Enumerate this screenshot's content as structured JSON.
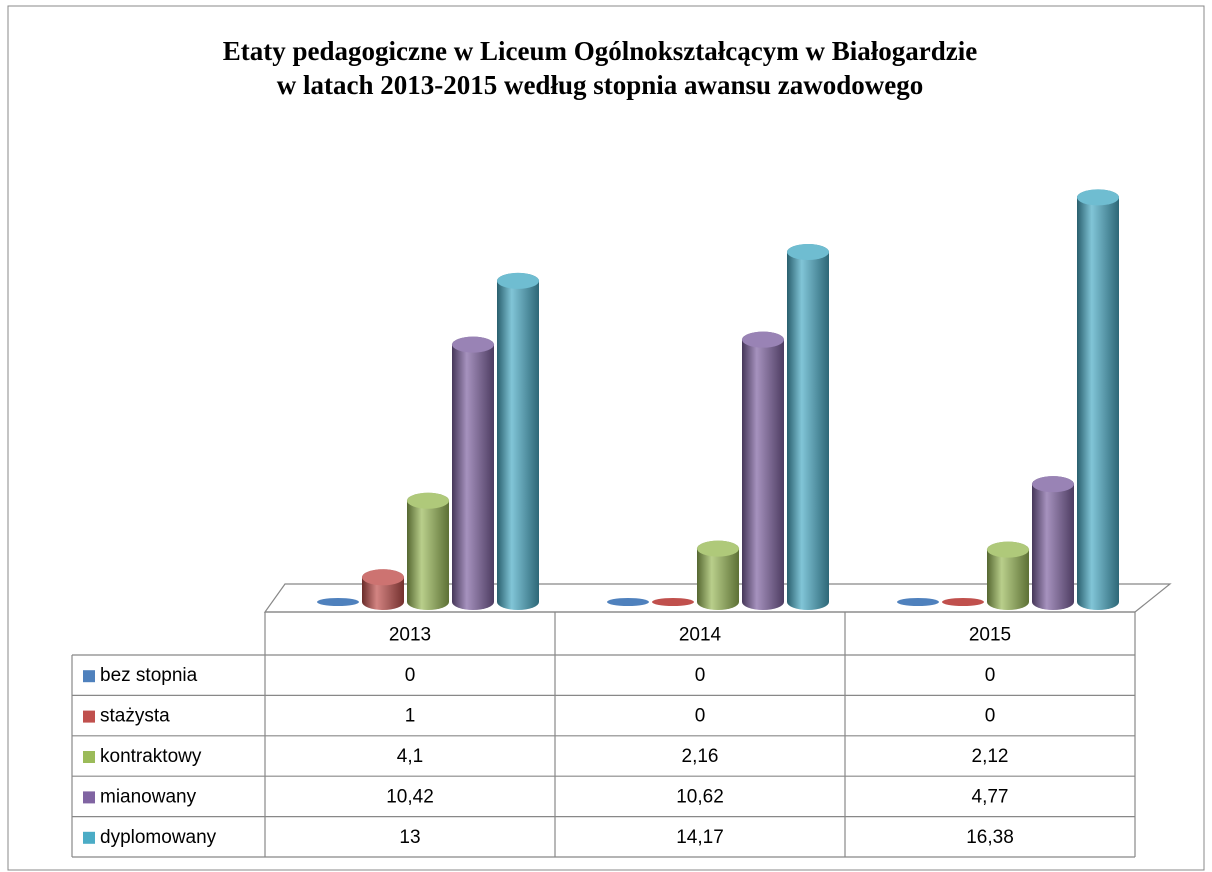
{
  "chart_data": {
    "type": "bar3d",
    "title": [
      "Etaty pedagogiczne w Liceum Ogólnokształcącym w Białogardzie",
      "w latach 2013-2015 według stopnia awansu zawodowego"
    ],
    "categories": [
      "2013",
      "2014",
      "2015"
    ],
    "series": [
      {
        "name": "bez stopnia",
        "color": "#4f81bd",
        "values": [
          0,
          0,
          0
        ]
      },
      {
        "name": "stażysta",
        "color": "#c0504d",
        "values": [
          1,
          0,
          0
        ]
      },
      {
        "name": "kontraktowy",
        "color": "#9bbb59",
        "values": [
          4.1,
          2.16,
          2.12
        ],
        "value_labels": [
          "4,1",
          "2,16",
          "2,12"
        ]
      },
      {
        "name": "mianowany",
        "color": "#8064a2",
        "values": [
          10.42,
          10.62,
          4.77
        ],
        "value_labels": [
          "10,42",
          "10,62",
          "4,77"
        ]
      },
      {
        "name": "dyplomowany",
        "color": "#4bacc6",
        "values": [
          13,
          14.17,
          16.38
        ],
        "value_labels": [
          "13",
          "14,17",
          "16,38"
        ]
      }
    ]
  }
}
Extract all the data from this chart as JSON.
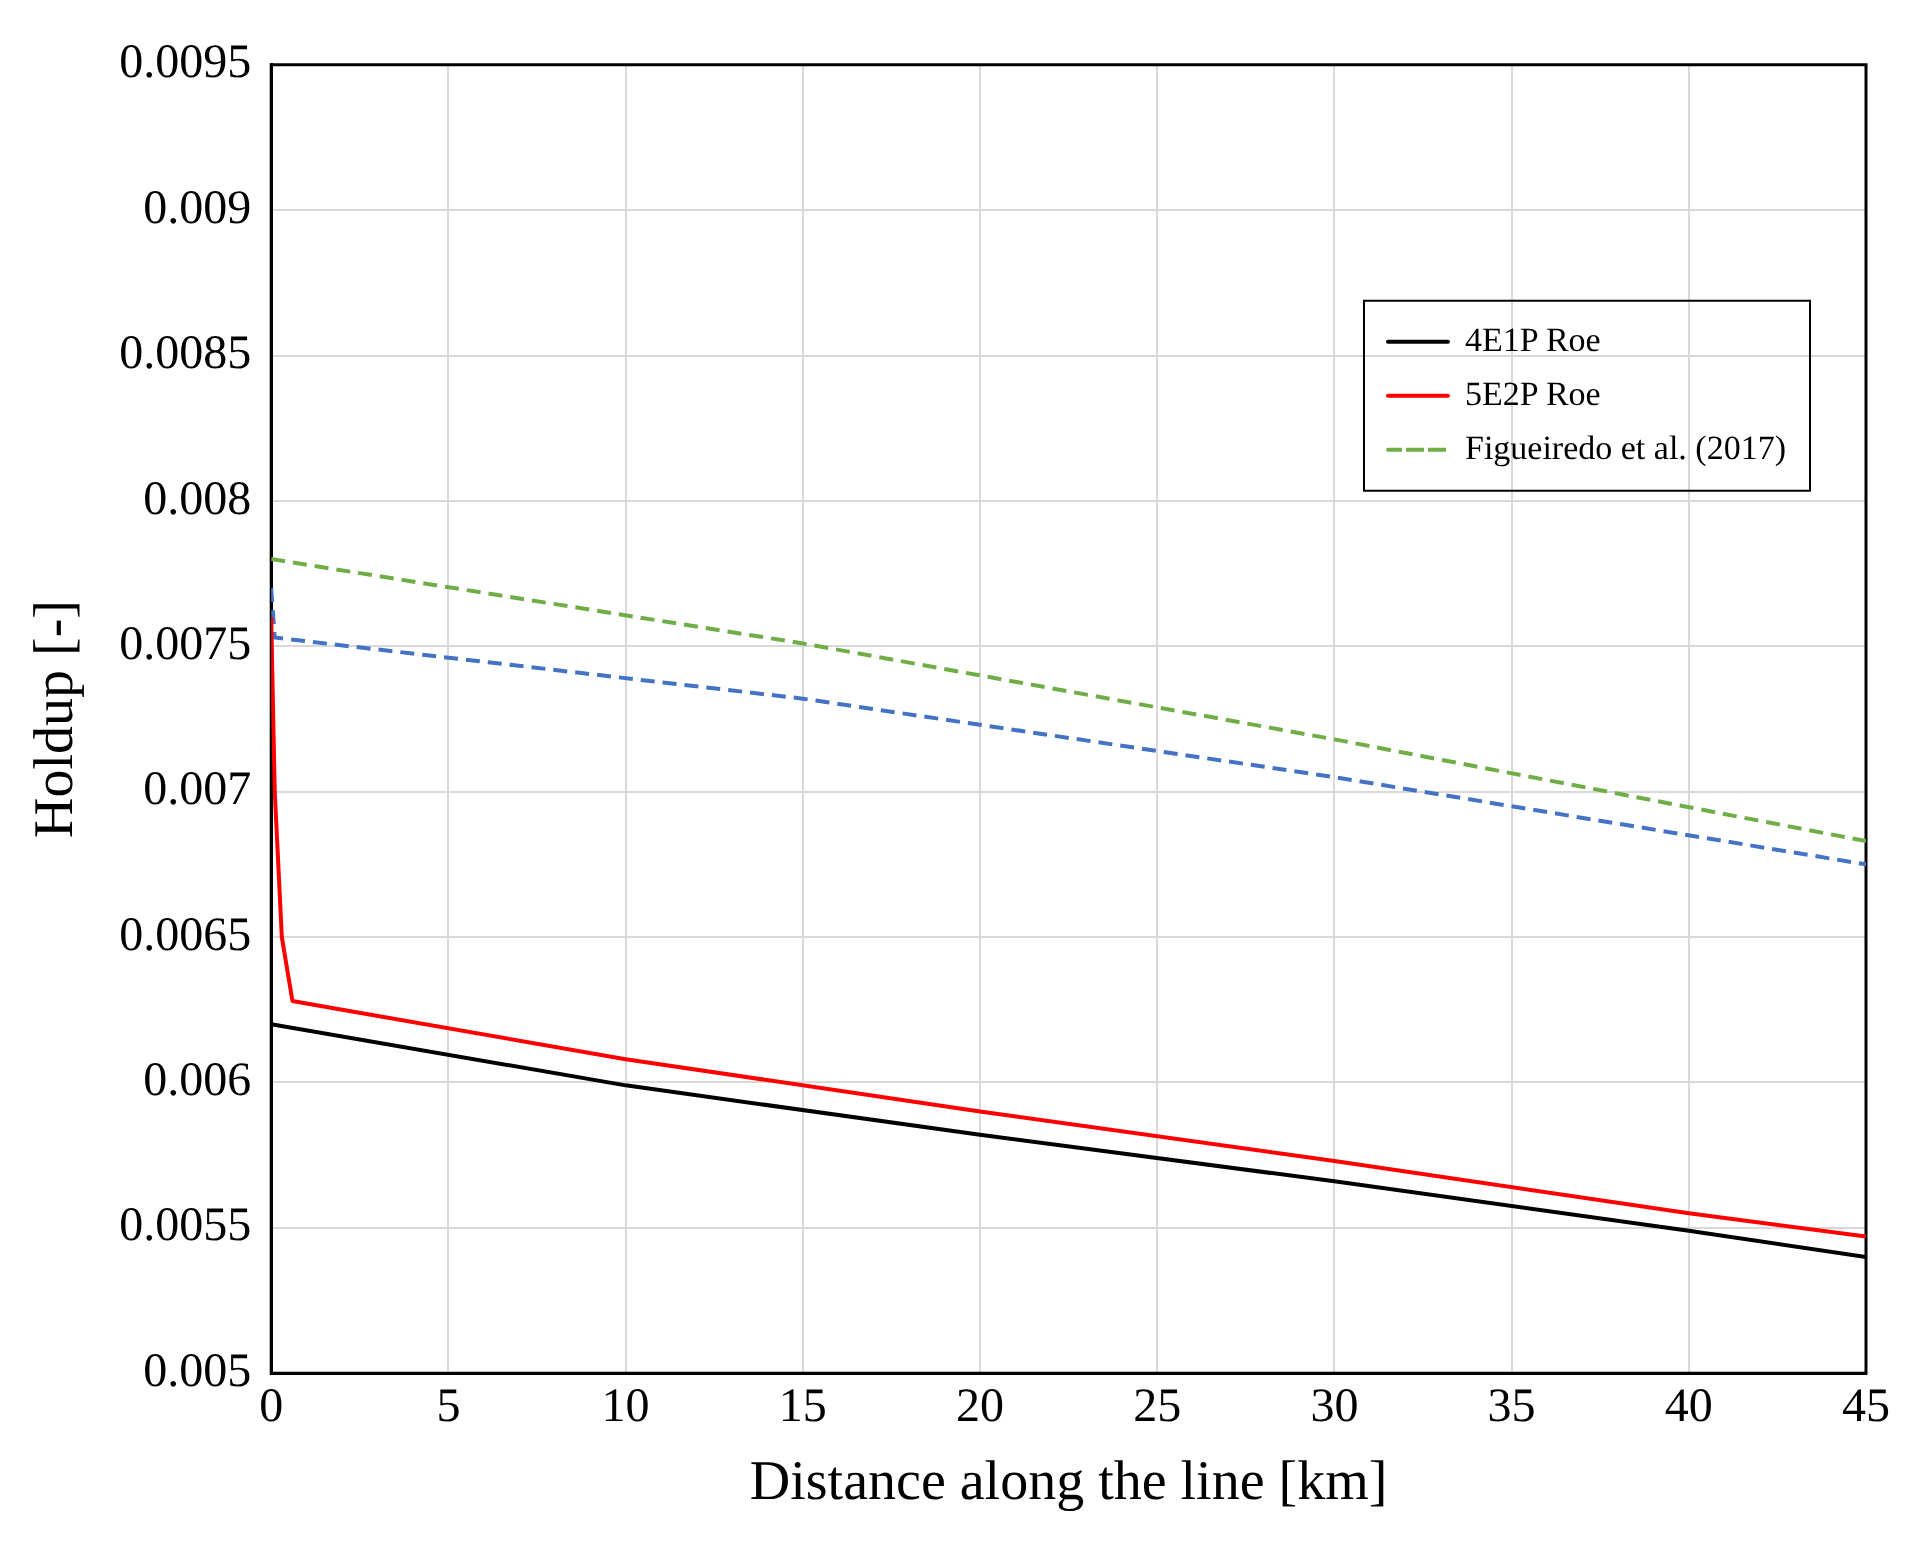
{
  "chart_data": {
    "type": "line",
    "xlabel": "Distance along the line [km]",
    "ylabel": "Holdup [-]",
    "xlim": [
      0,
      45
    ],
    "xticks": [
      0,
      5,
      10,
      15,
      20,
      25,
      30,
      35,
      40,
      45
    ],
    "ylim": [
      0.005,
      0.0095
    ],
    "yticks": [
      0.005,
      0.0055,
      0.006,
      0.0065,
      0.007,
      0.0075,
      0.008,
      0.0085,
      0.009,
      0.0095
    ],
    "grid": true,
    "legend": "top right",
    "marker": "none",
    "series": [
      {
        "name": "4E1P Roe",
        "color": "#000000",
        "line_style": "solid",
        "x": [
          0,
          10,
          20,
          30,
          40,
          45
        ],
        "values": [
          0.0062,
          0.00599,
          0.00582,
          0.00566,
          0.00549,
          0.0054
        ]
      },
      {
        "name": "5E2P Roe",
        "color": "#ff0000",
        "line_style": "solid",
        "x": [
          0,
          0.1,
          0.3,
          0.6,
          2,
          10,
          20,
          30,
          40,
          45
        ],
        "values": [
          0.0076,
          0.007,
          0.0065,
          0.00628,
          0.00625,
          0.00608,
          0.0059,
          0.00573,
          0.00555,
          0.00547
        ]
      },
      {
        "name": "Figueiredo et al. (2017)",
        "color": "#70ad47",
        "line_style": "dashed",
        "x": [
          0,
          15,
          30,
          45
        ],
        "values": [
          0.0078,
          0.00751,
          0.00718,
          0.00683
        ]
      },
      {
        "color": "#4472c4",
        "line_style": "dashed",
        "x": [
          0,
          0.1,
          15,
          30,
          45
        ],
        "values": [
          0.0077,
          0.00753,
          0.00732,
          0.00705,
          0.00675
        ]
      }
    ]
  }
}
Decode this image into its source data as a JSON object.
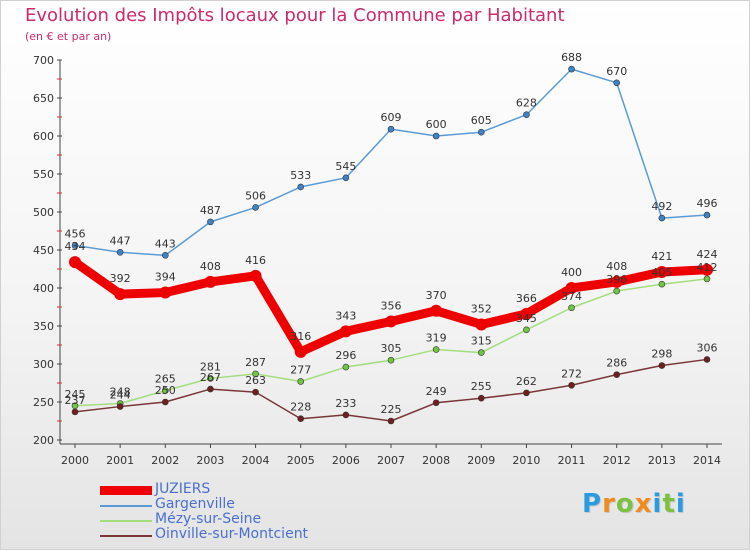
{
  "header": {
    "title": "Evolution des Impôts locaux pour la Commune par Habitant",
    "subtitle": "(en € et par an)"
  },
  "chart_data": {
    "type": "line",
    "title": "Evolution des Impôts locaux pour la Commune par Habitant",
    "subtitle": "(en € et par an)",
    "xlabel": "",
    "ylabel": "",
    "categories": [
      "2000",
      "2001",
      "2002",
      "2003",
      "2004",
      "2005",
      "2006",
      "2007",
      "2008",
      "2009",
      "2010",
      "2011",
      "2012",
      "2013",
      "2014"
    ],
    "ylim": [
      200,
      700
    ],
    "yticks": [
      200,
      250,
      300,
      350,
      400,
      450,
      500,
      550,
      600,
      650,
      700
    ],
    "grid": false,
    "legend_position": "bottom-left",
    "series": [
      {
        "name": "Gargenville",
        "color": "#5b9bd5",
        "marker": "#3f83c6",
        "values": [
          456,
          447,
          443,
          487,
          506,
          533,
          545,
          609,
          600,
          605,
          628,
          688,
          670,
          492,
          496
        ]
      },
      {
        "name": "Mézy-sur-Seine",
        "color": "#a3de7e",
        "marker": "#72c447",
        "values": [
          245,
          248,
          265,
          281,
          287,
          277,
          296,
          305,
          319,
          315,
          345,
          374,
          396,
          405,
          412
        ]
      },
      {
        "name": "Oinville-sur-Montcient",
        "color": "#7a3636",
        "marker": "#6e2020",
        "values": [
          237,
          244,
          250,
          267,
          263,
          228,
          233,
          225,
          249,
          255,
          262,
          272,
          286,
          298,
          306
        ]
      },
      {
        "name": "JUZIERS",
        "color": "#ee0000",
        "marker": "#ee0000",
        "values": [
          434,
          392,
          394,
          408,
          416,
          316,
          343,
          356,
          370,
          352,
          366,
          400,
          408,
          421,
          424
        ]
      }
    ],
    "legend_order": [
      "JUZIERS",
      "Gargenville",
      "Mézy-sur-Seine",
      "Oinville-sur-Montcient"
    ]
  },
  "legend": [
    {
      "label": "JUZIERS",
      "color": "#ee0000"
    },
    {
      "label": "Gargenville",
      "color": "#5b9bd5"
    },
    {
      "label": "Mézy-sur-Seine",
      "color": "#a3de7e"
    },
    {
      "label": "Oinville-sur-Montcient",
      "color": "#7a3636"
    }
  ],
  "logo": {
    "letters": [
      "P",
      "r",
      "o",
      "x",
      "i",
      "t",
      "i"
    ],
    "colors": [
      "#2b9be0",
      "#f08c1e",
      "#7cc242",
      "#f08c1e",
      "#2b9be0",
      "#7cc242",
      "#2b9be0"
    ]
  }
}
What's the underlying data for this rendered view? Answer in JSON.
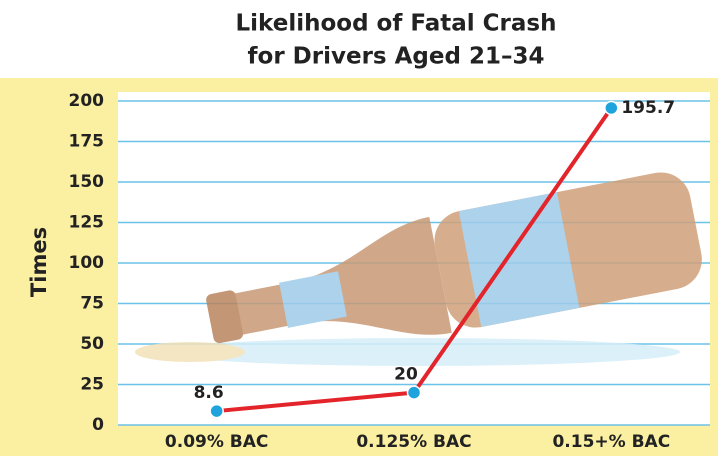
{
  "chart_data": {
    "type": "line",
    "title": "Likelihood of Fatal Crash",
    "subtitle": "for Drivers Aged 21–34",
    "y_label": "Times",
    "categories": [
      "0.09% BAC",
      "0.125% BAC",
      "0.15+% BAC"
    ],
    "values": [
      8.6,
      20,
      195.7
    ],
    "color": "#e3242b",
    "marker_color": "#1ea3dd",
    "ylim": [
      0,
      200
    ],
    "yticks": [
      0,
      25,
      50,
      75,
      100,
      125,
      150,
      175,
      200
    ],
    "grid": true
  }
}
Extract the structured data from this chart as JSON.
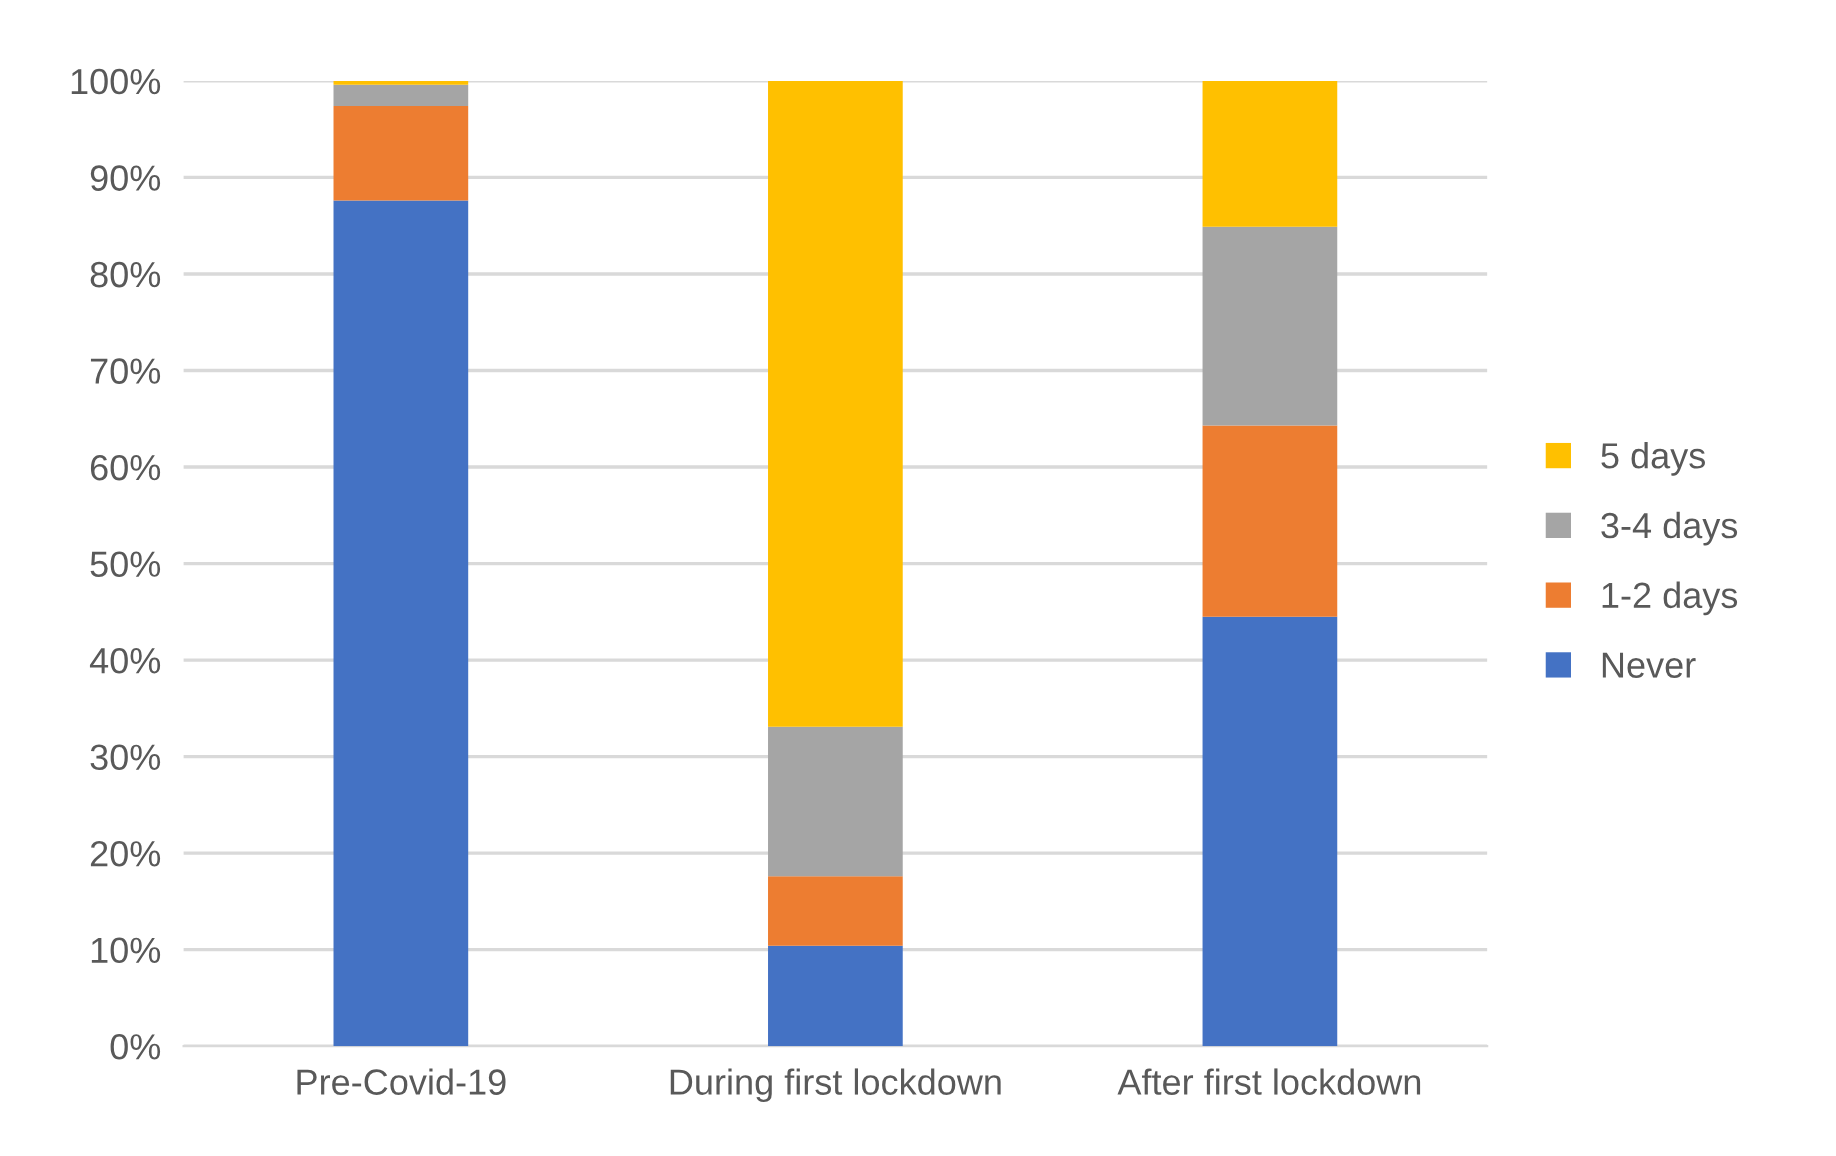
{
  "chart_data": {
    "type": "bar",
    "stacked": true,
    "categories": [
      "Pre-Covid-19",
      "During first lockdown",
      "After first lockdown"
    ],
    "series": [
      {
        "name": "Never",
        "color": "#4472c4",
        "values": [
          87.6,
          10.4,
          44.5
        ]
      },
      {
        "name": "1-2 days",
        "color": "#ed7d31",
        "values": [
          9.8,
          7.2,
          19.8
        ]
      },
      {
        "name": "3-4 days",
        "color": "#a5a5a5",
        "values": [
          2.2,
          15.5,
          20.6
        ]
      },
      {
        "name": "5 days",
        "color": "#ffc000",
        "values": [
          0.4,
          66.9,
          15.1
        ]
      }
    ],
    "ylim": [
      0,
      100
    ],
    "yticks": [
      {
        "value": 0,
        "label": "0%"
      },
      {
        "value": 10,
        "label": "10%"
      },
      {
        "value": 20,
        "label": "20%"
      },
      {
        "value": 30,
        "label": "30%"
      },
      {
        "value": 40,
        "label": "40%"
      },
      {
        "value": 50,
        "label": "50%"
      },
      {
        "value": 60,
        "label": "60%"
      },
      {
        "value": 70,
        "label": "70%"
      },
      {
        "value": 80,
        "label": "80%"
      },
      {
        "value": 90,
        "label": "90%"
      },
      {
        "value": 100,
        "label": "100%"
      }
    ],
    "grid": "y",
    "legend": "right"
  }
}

--------------------

TASK PROMPT: Filter the entries down to the lines containing "from". Copy each of those lines.

EXERCISE ANSWER:
Extract all the data from this chart as JSON.
Extract the structured data from this chart as JSON.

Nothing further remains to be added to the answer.